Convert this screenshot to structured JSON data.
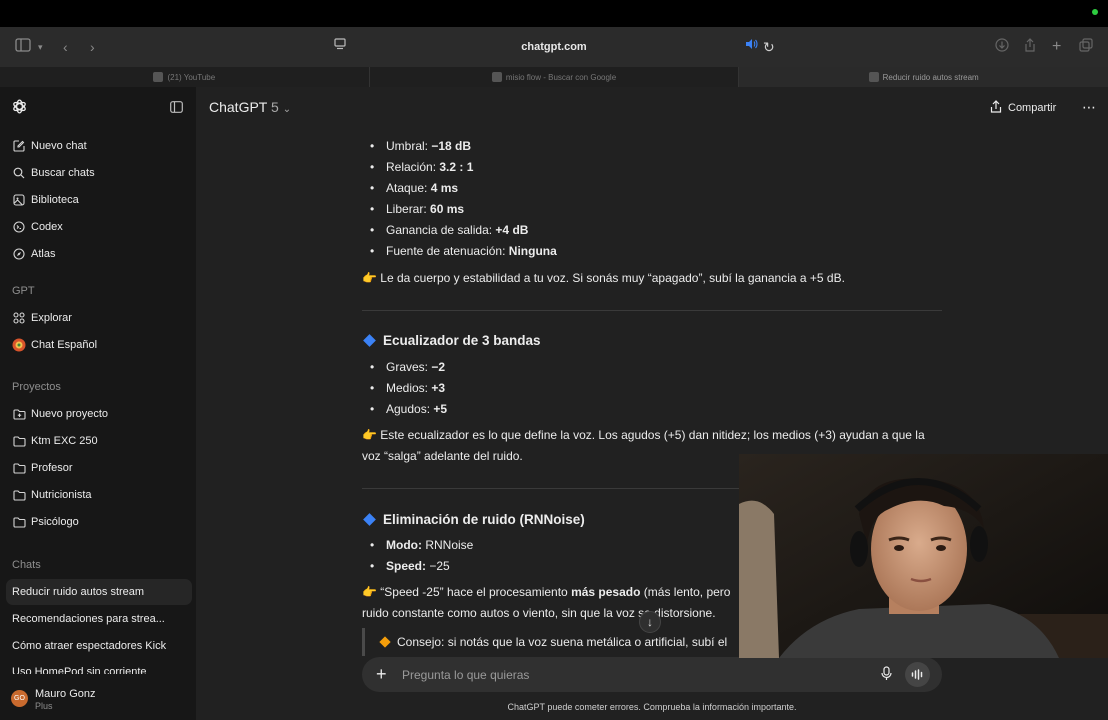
{
  "browser": {
    "url": "chatgpt.com",
    "tabs": [
      {
        "label": "(21) YouTube"
      },
      {
        "label": "misio flow - Buscar con Google"
      },
      {
        "label": "Reducir ruido autos stream"
      }
    ]
  },
  "sidebar": {
    "nav": [
      {
        "label": "Nuevo chat",
        "icon": "edit-icon"
      },
      {
        "label": "Buscar chats",
        "icon": "search-icon"
      },
      {
        "label": "Biblioteca",
        "icon": "library-icon"
      },
      {
        "label": "Codex",
        "icon": "codex-icon"
      },
      {
        "label": "Atlas",
        "icon": "compass-icon"
      }
    ],
    "gpt_section": "GPT",
    "gpts": [
      {
        "label": "Explorar",
        "icon": "grid-icon"
      },
      {
        "label": "Chat Español",
        "icon": "gpt-avatar-icon"
      }
    ],
    "projects_section": "Proyectos",
    "projects": [
      {
        "label": "Nuevo proyecto",
        "icon": "new-folder-icon"
      },
      {
        "label": "Ktm EXC 250",
        "icon": "folder-icon"
      },
      {
        "label": "Profesor",
        "icon": "folder-icon"
      },
      {
        "label": "Nutricionista",
        "icon": "folder-icon"
      },
      {
        "label": "Psicólogo",
        "icon": "folder-icon"
      }
    ],
    "chats_section": "Chats",
    "chats": [
      {
        "label": "Reducir ruido autos stream"
      },
      {
        "label": "Recomendaciones para strea..."
      },
      {
        "label": "Cómo atraer espectadores Kick"
      },
      {
        "label": "Uso HomePod sin corriente"
      }
    ],
    "user": {
      "initials": "GO",
      "name": "Mauro Gonz",
      "plan": "Plus"
    }
  },
  "header": {
    "model": "ChatGPT",
    "version": "5",
    "share_label": "Compartir"
  },
  "message": {
    "compressor_items": [
      {
        "label": "Umbral:",
        "value": "−18 dB"
      },
      {
        "label": "Relación:",
        "value": "3.2 : 1"
      },
      {
        "label": "Ataque:",
        "value": "4 ms"
      },
      {
        "label": "Liberar:",
        "value": "60 ms"
      },
      {
        "label": "Ganancia de salida:",
        "value": "+4 dB"
      },
      {
        "label": "Fuente de atenuación:",
        "value": "Ninguna"
      }
    ],
    "compressor_note": "👉 Le da cuerpo y estabilidad a tu voz. Si sonás muy “apagado”, subí la ganancia a +5 dB.",
    "eq_title": "Ecualizador de 3 bandas",
    "eq_items": [
      {
        "label": "Graves:",
        "value": "−2"
      },
      {
        "label": "Medios:",
        "value": "+3"
      },
      {
        "label": "Agudos:",
        "value": "+5"
      }
    ],
    "eq_note": "👉 Este ecualizador es lo que define la voz. Los agudos (+5) dan nitidez; los medios (+3) ayudan a que la voz “salga” adelante del ruido.",
    "noise_title": "Eliminación de ruido (RNNoise)",
    "noise_items": [
      {
        "label": "Modo:",
        "value": "RNNoise"
      },
      {
        "label": "Speed:",
        "value": "−25"
      }
    ],
    "noise_note_a": "👉 “Speed -25” hace el procesamiento ",
    "noise_note_b": "más pesado",
    "noise_note_c": " (más lento, pero",
    "noise_note_line2": "ruido constante como autos o viento, sin que la voz se distorsione.",
    "tip": "Consejo: si notás que la voz suena metálica o artificial, subí el"
  },
  "composer": {
    "placeholder": "Pregunta lo que quieras"
  },
  "disclaimer": "ChatGPT puede cometer errores. Comprueba la información importante."
}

######

_Exercise goal_. Omit all pictures while transcribing the entries verbatim.

_Result_.
Convert this screenshot to structured JSON data.
{
  "browser": {
    "url": "chatgpt.com",
    "tabs": [
      {
        "label": "(21) YouTube"
      },
      {
        "label": "misio flow - Buscar con Google"
      },
      {
        "label": "Reducir ruido autos stream"
      }
    ]
  },
  "sidebar": {
    "nav": [
      {
        "label": "Nuevo chat",
        "icon": "edit-icon"
      },
      {
        "label": "Buscar chats",
        "icon": "search-icon"
      },
      {
        "label": "Biblioteca",
        "icon": "library-icon"
      },
      {
        "label": "Codex",
        "icon": "codex-icon"
      },
      {
        "label": "Atlas",
        "icon": "compass-icon"
      }
    ],
    "gpt_section": "GPT",
    "gpts": [
      {
        "label": "Explorar",
        "icon": "grid-icon"
      },
      {
        "label": "Chat Español",
        "icon": "gpt-avatar-icon"
      }
    ],
    "projects_section": "Proyectos",
    "projects": [
      {
        "label": "Nuevo proyecto",
        "icon": "new-folder-icon"
      },
      {
        "label": "Ktm EXC 250",
        "icon": "folder-icon"
      },
      {
        "label": "Profesor",
        "icon": "folder-icon"
      },
      {
        "label": "Nutricionista",
        "icon": "folder-icon"
      },
      {
        "label": "Psicólogo",
        "icon": "folder-icon"
      }
    ],
    "chats_section": "Chats",
    "chats": [
      {
        "label": "Reducir ruido autos stream"
      },
      {
        "label": "Recomendaciones para strea..."
      },
      {
        "label": "Cómo atraer espectadores Kick"
      },
      {
        "label": "Uso HomePod sin corriente"
      }
    ],
    "user": {
      "initials": "GO",
      "name": "Mauro Gonz",
      "plan": "Plus"
    }
  },
  "header": {
    "model": "ChatGPT",
    "version": "5",
    "share_label": "Compartir"
  },
  "message": {
    "compressor_items": [
      {
        "label": "Umbral:",
        "value": "−18 dB"
      },
      {
        "label": "Relación:",
        "value": "3.2 : 1"
      },
      {
        "label": "Ataque:",
        "value": "4 ms"
      },
      {
        "label": "Liberar:",
        "value": "60 ms"
      },
      {
        "label": "Ganancia de salida:",
        "value": "+4 dB"
      },
      {
        "label": "Fuente de atenuación:",
        "value": "Ninguna"
      }
    ],
    "compressor_note": "👉 Le da cuerpo y estabilidad a tu voz. Si sonás muy “apagado”, subí la ganancia a +5 dB.",
    "eq_title": "Ecualizador de 3 bandas",
    "eq_items": [
      {
        "label": "Graves:",
        "value": "−2"
      },
      {
        "label": "Medios:",
        "value": "+3"
      },
      {
        "label": "Agudos:",
        "value": "+5"
      }
    ],
    "eq_note": "👉 Este ecualizador es lo que define la voz. Los agudos (+5) dan nitidez; los medios (+3) ayudan a que la voz “salga” adelante del ruido.",
    "noise_title": "Eliminación de ruido (RNNoise)",
    "noise_items": [
      {
        "label": "Modo:",
        "value": "RNNoise"
      },
      {
        "label": "Speed:",
        "value": "−25"
      }
    ],
    "noise_note_a": "👉 “Speed -25” hace el procesamiento ",
    "noise_note_b": "más pesado",
    "noise_note_c": " (más lento, pero",
    "noise_note_line2": "ruido constante como autos o viento, sin que la voz se distorsione.",
    "tip": "Consejo: si notás que la voz suena metálica o artificial, subí el"
  },
  "composer": {
    "placeholder": "Pregunta lo que quieras"
  },
  "disclaimer": "ChatGPT puede cometer errores. Comprueba la información importante."
}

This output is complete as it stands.